> PROBLEM STATEMENT: State how many lines hold the string "Πρωτοδικών". Give the number and nothing else.

#### EXTRACTED DATA ####

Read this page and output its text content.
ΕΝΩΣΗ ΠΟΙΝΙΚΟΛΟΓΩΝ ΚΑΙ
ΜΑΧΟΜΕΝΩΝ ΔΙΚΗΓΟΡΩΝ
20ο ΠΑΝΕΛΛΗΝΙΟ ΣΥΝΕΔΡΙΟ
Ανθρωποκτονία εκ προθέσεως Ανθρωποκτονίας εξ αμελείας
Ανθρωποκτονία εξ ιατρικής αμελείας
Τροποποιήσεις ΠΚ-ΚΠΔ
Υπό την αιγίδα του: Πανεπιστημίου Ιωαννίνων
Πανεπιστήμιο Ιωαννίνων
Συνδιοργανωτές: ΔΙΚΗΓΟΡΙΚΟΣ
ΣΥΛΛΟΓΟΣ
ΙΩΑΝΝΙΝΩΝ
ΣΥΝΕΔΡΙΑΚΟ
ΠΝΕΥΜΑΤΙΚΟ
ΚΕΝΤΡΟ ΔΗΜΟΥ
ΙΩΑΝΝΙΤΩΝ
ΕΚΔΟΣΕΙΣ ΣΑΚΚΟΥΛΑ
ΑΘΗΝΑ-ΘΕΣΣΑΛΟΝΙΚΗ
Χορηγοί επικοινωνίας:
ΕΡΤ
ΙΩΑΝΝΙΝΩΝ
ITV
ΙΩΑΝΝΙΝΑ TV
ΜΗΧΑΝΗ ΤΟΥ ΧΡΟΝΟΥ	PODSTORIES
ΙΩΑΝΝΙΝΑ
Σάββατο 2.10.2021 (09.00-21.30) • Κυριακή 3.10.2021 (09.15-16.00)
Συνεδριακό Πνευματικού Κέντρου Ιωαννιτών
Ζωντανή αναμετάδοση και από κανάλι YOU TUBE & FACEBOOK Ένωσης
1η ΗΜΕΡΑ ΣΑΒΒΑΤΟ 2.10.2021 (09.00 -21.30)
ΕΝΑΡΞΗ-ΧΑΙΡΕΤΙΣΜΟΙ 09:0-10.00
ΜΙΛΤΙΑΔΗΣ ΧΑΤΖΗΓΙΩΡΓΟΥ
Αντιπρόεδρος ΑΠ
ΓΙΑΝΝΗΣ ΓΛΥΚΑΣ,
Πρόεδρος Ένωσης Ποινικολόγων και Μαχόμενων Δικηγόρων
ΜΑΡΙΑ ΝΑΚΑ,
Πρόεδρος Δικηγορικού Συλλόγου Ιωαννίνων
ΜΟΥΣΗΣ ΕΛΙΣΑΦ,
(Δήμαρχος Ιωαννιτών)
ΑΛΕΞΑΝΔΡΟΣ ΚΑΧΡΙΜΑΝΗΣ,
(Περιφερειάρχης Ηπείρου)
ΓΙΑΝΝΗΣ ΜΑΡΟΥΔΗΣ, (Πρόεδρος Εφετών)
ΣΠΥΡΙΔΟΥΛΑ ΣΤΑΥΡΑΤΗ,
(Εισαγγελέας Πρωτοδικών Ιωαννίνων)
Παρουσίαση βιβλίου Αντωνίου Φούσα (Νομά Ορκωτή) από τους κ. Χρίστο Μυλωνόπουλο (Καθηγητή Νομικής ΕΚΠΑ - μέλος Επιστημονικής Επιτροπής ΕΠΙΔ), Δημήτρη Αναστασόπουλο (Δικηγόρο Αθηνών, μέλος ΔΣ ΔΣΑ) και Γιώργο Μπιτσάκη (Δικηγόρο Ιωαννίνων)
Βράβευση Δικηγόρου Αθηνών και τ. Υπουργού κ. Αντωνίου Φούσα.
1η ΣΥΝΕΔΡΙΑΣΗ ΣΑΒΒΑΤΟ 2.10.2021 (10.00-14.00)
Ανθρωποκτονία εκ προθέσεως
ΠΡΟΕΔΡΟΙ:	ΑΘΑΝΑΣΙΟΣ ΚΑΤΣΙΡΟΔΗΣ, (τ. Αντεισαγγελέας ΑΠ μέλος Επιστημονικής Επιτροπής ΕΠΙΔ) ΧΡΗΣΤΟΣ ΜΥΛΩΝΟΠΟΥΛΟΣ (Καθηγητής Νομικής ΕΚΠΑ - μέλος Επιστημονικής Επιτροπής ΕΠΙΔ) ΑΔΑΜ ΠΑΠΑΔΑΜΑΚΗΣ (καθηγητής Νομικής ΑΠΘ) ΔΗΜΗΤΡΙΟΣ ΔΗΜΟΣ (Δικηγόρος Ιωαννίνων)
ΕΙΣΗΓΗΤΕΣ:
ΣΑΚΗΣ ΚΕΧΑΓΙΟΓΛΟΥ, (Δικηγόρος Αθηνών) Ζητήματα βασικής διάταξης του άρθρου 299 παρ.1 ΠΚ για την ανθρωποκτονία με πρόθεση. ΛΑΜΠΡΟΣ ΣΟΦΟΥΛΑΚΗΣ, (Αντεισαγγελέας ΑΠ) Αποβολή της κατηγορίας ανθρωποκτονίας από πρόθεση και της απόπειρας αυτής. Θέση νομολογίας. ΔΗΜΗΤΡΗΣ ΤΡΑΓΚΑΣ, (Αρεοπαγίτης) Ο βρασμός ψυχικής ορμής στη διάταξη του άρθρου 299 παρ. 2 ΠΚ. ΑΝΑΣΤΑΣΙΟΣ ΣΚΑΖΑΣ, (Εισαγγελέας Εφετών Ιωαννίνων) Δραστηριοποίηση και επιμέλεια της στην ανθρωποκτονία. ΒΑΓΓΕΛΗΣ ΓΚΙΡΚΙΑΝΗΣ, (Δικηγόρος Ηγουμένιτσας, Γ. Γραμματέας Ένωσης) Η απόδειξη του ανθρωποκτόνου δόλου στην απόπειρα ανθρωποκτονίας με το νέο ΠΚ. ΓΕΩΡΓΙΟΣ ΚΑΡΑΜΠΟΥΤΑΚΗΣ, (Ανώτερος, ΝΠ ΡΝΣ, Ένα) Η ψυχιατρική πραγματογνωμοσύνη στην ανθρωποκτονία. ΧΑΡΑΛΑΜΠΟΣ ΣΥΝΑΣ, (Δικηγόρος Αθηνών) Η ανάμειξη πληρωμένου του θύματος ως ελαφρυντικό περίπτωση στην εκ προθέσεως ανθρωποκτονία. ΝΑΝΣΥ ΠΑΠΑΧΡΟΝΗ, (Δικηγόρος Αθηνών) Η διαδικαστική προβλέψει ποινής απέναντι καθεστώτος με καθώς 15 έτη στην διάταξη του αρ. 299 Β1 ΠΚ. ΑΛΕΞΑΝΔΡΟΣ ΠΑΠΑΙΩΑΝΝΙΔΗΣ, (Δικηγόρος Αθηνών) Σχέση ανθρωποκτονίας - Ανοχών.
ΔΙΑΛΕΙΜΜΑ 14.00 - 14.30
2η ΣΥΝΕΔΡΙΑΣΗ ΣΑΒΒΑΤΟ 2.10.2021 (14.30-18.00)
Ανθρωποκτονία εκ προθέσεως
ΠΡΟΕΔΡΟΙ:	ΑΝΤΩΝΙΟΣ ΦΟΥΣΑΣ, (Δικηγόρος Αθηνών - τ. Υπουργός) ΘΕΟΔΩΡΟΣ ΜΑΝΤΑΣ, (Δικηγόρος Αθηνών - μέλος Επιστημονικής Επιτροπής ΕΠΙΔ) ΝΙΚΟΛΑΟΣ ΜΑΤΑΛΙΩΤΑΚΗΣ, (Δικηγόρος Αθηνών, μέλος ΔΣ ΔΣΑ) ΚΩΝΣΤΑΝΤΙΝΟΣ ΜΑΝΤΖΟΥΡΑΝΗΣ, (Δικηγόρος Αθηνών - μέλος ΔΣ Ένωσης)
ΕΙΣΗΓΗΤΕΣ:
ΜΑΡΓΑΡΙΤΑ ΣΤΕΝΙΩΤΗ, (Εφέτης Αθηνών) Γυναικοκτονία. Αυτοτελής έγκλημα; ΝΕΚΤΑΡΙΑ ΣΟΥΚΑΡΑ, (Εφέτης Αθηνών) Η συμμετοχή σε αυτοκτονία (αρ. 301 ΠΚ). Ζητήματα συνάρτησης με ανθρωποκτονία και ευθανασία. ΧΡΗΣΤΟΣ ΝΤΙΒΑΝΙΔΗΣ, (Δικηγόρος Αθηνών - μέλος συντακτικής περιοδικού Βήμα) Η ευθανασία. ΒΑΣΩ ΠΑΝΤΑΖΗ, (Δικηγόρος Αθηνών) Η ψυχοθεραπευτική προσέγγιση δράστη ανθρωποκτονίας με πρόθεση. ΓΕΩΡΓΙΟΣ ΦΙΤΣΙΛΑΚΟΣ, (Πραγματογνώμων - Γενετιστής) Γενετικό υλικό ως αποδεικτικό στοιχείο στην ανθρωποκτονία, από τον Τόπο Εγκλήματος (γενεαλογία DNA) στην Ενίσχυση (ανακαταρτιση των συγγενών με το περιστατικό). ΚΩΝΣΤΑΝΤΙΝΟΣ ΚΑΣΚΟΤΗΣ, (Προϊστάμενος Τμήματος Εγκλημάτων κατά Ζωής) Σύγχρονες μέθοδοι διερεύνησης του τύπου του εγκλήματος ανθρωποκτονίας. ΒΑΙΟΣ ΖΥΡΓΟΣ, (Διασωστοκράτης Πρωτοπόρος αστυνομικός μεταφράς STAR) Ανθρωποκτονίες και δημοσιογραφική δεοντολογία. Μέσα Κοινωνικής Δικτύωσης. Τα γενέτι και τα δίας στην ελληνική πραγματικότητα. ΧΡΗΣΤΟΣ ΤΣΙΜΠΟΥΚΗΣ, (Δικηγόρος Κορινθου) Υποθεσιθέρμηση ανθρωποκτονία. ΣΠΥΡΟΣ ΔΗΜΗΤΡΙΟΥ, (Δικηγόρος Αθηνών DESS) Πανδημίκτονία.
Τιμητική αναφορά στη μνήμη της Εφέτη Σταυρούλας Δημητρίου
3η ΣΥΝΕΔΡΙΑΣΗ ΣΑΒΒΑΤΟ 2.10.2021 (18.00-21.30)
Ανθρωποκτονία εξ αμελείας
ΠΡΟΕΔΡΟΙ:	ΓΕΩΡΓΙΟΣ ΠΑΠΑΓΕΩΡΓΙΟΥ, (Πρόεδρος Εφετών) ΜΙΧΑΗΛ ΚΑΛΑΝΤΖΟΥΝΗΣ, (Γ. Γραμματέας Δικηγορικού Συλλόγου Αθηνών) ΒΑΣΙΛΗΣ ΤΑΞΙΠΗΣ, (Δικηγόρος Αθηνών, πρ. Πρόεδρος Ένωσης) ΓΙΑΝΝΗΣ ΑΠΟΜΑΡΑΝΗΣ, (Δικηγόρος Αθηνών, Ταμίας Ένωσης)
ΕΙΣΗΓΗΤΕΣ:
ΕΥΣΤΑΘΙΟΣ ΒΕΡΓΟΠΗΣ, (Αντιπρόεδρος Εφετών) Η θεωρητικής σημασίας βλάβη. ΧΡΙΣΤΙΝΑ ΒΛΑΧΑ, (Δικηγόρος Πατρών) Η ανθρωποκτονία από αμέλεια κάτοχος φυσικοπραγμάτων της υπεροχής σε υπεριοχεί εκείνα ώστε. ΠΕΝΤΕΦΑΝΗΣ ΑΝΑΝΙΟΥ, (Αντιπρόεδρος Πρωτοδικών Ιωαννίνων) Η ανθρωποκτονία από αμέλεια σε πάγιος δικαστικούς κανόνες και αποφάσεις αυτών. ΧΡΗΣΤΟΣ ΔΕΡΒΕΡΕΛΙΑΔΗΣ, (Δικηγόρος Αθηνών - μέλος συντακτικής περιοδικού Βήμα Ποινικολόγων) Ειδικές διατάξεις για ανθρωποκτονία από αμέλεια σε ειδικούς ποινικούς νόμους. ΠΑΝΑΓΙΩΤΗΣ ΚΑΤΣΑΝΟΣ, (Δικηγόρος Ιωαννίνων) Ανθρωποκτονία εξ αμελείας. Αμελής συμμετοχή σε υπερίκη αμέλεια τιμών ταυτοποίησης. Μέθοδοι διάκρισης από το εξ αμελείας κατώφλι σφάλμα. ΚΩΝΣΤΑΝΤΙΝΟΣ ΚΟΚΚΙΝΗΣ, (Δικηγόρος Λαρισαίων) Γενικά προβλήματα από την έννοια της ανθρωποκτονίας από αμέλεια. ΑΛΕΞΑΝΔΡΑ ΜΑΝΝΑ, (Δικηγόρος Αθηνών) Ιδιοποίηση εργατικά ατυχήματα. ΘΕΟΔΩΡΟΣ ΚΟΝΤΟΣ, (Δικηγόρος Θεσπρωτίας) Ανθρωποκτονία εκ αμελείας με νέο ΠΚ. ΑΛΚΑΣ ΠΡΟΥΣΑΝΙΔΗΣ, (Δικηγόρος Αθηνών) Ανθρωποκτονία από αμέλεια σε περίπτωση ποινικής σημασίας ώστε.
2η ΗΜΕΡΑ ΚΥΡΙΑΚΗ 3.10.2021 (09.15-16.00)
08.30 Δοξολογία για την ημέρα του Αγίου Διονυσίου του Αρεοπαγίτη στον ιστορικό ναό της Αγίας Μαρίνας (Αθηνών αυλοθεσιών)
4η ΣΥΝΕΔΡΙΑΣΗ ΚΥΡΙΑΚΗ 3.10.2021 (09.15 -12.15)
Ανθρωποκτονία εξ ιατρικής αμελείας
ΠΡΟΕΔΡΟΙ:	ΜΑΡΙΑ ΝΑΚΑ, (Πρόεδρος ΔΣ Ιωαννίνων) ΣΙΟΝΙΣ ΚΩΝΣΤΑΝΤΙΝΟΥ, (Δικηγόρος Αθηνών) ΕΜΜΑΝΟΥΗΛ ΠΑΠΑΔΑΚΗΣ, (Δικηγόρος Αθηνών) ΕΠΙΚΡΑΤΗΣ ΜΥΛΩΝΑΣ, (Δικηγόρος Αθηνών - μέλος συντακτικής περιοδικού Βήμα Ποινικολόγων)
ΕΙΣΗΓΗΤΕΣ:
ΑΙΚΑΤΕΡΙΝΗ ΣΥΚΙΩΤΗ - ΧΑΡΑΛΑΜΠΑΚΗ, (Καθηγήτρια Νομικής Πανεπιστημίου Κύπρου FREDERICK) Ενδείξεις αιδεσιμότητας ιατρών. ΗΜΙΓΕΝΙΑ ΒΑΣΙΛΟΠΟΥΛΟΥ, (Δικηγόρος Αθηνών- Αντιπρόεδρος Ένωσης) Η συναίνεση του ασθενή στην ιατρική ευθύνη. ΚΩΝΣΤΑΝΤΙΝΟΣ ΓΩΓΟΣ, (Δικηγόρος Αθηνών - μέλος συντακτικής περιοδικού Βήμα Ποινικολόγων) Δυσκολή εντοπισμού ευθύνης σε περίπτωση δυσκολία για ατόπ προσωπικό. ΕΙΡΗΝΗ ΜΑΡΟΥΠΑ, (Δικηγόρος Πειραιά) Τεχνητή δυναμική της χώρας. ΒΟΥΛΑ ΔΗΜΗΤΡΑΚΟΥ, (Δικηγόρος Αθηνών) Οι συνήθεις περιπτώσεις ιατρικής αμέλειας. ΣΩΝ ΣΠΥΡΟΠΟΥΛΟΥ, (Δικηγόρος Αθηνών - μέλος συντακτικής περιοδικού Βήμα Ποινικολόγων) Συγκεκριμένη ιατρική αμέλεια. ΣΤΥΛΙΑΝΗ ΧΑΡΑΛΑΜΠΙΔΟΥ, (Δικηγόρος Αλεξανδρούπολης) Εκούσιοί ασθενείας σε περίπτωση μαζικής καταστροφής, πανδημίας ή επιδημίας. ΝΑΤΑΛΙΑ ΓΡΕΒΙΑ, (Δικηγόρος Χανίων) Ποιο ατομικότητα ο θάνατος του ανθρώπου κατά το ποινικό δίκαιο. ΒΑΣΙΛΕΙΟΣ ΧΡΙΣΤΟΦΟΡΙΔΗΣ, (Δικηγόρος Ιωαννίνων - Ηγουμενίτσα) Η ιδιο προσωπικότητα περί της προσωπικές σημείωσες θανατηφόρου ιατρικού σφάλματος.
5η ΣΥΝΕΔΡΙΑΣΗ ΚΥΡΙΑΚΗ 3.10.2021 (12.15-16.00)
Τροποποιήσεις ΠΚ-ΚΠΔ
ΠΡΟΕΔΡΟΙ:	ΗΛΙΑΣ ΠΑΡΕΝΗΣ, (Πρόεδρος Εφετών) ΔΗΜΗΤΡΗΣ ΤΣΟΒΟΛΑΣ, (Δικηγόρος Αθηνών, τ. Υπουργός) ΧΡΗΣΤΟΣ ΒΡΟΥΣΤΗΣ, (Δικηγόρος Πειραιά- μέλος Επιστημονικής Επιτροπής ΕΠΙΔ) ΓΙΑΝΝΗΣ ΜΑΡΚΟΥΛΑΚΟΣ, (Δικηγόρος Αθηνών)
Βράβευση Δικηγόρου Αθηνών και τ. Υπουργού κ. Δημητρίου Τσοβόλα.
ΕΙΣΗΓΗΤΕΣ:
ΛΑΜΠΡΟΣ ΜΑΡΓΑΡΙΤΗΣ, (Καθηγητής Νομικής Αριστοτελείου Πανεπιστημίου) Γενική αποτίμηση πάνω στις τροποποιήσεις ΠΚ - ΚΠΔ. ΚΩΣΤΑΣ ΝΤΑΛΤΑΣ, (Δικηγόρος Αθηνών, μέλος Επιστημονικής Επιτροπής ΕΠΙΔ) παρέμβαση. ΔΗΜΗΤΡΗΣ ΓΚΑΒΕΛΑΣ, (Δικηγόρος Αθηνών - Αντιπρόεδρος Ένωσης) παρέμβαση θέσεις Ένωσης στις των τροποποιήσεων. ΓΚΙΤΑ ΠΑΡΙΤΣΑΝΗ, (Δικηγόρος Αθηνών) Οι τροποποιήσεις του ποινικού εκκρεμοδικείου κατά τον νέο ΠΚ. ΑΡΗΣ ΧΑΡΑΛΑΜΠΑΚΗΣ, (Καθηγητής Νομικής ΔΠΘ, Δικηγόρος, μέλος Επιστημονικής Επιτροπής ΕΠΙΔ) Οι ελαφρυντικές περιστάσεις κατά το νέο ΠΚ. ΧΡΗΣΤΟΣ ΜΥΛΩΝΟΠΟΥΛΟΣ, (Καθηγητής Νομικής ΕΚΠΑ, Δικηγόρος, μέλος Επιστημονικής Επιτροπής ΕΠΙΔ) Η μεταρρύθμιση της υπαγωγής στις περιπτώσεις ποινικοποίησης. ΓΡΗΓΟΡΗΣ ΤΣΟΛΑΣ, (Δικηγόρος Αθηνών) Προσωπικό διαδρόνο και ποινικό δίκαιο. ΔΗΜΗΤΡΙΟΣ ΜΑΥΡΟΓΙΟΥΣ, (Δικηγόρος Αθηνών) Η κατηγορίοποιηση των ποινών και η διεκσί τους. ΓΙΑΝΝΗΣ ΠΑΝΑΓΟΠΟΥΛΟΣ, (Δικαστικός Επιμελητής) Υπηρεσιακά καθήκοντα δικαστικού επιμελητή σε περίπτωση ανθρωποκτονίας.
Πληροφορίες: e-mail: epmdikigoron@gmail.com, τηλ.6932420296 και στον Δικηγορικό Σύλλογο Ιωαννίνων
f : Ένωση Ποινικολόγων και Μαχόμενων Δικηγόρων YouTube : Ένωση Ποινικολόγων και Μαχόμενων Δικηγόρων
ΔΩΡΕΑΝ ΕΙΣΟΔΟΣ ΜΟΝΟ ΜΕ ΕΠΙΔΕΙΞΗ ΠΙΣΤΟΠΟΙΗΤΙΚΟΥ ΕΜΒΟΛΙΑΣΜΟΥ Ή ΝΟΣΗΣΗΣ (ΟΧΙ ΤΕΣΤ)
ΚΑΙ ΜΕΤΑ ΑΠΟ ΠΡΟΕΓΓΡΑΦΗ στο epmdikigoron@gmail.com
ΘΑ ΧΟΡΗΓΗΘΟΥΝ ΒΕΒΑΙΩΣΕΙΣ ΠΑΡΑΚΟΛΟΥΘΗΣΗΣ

####

> TASK SOLUTION: 2